◆ **Written exercise**: Find each line with the word "title" and copy it.

Figure collection entries
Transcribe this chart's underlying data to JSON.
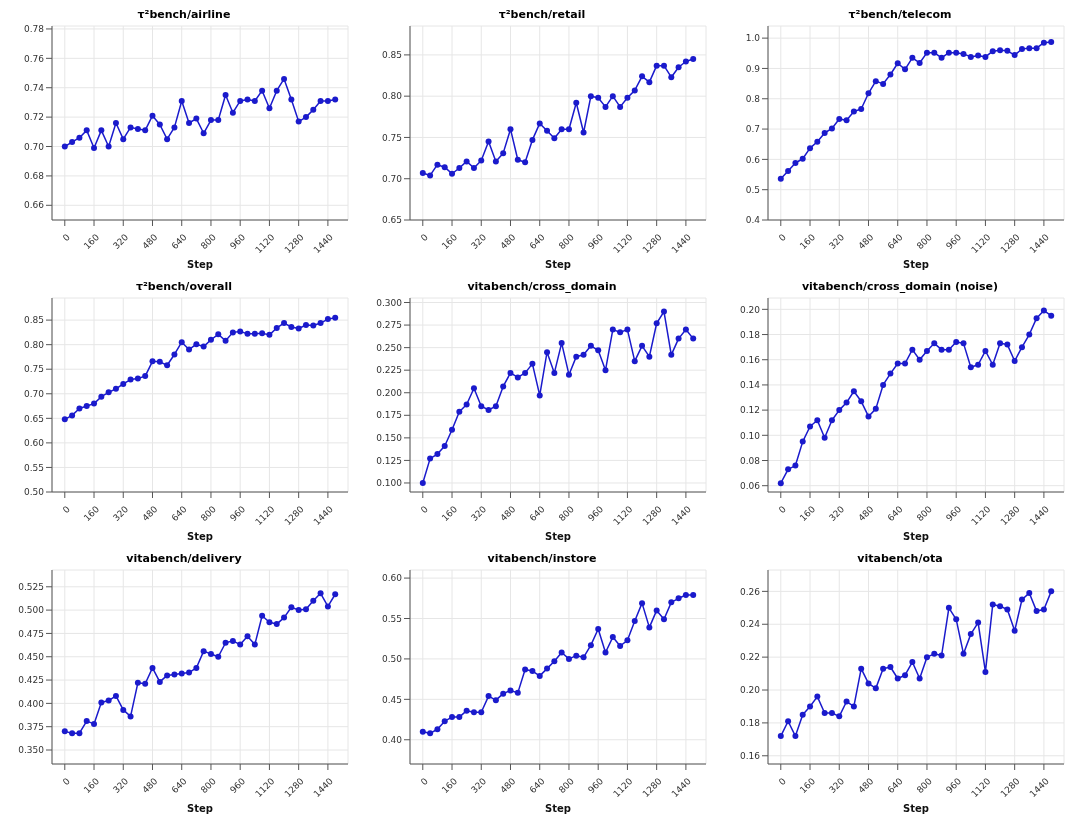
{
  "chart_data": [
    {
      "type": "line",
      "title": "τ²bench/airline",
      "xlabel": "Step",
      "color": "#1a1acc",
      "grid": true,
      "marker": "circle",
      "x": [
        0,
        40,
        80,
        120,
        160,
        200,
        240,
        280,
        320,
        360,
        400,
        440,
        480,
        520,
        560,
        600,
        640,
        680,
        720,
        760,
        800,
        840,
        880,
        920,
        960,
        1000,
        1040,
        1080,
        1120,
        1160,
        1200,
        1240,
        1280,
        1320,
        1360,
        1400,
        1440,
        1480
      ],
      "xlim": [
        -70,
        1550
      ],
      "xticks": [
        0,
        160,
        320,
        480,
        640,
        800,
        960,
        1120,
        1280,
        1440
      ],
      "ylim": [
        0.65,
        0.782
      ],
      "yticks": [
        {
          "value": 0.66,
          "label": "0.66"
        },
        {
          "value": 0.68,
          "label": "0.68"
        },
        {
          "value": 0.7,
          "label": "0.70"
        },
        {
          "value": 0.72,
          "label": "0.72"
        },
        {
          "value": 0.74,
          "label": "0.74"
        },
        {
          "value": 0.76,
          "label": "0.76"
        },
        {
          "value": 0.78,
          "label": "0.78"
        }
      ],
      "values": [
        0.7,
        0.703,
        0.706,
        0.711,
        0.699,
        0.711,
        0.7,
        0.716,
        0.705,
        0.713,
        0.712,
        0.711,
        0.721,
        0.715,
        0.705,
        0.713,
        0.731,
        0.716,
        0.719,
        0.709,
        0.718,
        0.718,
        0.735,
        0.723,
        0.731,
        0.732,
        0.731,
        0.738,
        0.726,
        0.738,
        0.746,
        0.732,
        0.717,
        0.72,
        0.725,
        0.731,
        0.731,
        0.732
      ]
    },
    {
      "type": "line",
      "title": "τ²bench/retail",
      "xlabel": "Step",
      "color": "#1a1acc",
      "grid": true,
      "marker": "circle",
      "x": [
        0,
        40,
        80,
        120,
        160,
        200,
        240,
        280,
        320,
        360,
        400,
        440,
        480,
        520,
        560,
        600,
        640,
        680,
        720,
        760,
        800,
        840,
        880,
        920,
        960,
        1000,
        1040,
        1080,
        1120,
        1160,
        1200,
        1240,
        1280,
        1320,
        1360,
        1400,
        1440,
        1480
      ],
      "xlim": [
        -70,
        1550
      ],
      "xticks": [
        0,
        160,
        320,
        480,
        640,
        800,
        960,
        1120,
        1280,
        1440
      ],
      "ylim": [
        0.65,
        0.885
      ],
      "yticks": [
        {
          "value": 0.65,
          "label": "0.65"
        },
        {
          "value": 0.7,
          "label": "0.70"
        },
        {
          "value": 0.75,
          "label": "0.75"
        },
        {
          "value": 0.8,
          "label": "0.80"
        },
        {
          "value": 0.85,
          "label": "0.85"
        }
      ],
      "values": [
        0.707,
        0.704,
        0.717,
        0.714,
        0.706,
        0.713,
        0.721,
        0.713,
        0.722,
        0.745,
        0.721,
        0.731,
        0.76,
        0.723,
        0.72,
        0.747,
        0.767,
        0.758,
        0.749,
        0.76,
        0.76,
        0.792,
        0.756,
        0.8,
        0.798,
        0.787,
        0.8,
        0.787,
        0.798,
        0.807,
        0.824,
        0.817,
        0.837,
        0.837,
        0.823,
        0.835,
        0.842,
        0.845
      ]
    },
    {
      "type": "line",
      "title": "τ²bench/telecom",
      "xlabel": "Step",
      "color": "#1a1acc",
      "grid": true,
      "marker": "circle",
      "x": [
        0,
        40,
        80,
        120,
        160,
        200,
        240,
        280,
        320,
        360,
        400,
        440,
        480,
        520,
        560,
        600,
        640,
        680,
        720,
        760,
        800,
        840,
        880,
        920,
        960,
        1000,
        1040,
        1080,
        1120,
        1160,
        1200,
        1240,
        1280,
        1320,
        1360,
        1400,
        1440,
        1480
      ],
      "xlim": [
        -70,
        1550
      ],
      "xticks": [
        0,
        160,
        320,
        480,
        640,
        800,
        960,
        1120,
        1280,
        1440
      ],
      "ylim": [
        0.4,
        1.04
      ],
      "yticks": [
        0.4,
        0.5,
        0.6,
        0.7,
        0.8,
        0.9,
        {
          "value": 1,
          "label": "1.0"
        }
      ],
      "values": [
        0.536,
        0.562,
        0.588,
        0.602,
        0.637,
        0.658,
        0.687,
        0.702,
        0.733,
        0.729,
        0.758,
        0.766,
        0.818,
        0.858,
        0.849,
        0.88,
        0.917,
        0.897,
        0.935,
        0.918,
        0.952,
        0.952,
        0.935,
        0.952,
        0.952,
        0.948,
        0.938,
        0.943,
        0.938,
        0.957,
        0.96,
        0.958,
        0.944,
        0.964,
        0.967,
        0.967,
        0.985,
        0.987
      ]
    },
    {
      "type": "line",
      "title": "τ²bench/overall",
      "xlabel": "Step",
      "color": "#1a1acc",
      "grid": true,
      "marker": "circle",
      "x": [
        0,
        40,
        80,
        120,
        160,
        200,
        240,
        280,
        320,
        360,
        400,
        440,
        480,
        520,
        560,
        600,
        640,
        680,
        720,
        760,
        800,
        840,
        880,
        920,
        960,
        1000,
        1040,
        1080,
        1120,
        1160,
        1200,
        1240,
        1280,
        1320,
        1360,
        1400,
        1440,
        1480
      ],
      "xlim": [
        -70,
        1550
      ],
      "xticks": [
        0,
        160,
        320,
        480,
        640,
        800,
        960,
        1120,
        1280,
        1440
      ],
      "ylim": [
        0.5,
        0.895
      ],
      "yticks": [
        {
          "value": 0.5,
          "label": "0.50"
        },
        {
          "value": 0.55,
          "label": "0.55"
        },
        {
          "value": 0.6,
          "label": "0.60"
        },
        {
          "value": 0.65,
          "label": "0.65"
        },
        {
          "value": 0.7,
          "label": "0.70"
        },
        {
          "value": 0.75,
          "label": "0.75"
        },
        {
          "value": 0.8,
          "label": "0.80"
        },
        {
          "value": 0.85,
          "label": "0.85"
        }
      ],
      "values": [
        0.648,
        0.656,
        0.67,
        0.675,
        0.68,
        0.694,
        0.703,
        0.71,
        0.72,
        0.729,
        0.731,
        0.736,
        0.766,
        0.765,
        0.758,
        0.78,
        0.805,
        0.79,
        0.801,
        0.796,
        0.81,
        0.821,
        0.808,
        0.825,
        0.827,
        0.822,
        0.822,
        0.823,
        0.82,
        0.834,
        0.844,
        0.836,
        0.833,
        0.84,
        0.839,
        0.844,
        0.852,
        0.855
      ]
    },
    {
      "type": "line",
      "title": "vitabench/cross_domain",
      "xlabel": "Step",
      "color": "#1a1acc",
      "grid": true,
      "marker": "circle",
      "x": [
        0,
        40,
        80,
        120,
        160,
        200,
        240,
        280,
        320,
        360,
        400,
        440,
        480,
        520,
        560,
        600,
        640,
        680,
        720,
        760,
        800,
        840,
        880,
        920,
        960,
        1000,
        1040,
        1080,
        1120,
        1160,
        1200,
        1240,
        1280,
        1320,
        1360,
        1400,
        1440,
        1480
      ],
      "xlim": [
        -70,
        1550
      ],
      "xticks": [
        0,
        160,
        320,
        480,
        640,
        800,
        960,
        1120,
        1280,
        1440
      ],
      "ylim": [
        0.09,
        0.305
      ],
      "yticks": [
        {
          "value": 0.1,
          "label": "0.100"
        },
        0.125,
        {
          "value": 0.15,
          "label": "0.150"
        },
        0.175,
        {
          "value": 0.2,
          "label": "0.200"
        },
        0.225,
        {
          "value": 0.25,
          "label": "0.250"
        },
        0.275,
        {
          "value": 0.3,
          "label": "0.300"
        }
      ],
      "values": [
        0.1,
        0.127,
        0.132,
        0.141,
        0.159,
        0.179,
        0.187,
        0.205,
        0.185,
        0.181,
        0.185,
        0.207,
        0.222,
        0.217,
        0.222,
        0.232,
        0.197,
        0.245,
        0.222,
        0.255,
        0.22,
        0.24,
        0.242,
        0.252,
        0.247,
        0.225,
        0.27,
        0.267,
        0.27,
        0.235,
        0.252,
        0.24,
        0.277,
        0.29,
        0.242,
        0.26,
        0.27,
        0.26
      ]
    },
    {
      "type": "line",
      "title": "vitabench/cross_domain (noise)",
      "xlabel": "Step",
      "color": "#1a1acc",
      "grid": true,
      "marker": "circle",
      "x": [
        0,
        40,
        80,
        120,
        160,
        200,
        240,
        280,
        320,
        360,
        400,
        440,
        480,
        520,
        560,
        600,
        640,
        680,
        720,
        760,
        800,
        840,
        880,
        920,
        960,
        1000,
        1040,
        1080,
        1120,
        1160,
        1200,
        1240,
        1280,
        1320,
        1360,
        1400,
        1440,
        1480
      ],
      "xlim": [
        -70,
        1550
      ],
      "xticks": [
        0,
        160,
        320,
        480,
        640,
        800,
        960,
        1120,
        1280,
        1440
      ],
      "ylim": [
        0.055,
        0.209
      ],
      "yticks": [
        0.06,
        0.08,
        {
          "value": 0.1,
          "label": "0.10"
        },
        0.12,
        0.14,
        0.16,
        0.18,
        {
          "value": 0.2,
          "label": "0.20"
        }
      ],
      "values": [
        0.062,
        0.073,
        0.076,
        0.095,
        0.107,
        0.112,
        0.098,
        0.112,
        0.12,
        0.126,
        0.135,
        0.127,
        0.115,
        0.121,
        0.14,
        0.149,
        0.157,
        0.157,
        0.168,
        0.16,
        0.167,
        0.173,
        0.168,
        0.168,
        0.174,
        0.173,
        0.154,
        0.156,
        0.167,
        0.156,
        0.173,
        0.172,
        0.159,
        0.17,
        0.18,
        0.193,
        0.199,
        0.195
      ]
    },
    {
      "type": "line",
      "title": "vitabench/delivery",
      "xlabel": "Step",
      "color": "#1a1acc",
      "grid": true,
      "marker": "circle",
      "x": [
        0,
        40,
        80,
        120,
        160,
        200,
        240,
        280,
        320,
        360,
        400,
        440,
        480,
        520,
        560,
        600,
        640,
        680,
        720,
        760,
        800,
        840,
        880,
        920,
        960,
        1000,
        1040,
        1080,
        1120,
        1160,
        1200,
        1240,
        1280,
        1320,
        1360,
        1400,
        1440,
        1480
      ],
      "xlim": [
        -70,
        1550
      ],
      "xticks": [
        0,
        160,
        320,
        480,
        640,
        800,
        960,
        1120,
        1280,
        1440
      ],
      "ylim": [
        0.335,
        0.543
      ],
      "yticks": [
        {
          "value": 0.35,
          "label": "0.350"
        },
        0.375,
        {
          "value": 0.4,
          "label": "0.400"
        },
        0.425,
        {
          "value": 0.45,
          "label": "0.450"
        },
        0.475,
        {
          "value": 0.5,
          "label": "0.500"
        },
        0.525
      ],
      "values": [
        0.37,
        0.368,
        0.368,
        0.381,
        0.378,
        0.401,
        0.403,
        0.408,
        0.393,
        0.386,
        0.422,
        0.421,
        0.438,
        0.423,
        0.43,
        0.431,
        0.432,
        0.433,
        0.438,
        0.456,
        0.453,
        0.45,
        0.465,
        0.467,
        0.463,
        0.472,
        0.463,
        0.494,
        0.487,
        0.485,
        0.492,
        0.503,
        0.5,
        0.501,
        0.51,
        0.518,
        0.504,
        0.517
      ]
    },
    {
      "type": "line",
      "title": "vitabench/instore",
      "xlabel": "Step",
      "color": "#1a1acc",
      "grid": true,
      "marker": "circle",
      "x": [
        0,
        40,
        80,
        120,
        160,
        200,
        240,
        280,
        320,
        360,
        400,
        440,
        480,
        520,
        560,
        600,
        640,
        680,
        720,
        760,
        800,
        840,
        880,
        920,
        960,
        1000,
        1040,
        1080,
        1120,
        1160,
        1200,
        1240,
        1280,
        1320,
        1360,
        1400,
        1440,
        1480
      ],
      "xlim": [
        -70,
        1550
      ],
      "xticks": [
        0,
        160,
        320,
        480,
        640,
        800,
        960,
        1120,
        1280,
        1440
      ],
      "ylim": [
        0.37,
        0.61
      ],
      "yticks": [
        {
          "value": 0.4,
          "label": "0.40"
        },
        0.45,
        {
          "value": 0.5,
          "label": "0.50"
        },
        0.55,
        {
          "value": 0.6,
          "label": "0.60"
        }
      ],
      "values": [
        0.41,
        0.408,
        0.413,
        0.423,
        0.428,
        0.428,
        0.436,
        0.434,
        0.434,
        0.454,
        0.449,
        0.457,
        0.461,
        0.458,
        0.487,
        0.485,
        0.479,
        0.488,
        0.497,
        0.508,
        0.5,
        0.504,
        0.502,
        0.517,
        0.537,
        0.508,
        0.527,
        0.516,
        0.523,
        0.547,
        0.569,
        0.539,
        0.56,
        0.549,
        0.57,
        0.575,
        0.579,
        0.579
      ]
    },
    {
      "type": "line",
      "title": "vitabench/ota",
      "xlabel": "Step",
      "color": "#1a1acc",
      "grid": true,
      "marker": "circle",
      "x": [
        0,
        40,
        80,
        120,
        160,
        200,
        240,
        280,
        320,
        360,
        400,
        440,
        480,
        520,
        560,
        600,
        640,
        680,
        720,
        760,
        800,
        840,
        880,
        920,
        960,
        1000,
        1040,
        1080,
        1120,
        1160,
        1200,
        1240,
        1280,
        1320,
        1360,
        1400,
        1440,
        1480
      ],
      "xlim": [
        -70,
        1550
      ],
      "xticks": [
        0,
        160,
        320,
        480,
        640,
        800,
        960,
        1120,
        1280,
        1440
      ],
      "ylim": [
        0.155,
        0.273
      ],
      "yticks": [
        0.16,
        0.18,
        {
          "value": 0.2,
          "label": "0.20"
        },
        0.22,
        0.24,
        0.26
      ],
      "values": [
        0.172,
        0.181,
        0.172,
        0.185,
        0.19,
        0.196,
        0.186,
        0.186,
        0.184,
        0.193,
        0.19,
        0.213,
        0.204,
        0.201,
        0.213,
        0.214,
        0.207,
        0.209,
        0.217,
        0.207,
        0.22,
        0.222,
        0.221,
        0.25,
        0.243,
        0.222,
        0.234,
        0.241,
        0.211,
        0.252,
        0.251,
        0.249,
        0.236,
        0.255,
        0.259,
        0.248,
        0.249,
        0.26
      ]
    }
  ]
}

◆ **Output of the task**:
      "title": "τ²bench/airline",
      "title": "τ²bench/retail",
      "title": "τ²bench/telecom",
      "title": "τ²bench/overall",
      "title": "vitabench/cross_domain",
      "title": "vitabench/cross_domain (noise)",
      "title": "vitabench/delivery",
      "title": "vitabench/instore",
      "title": "vitabench/ota",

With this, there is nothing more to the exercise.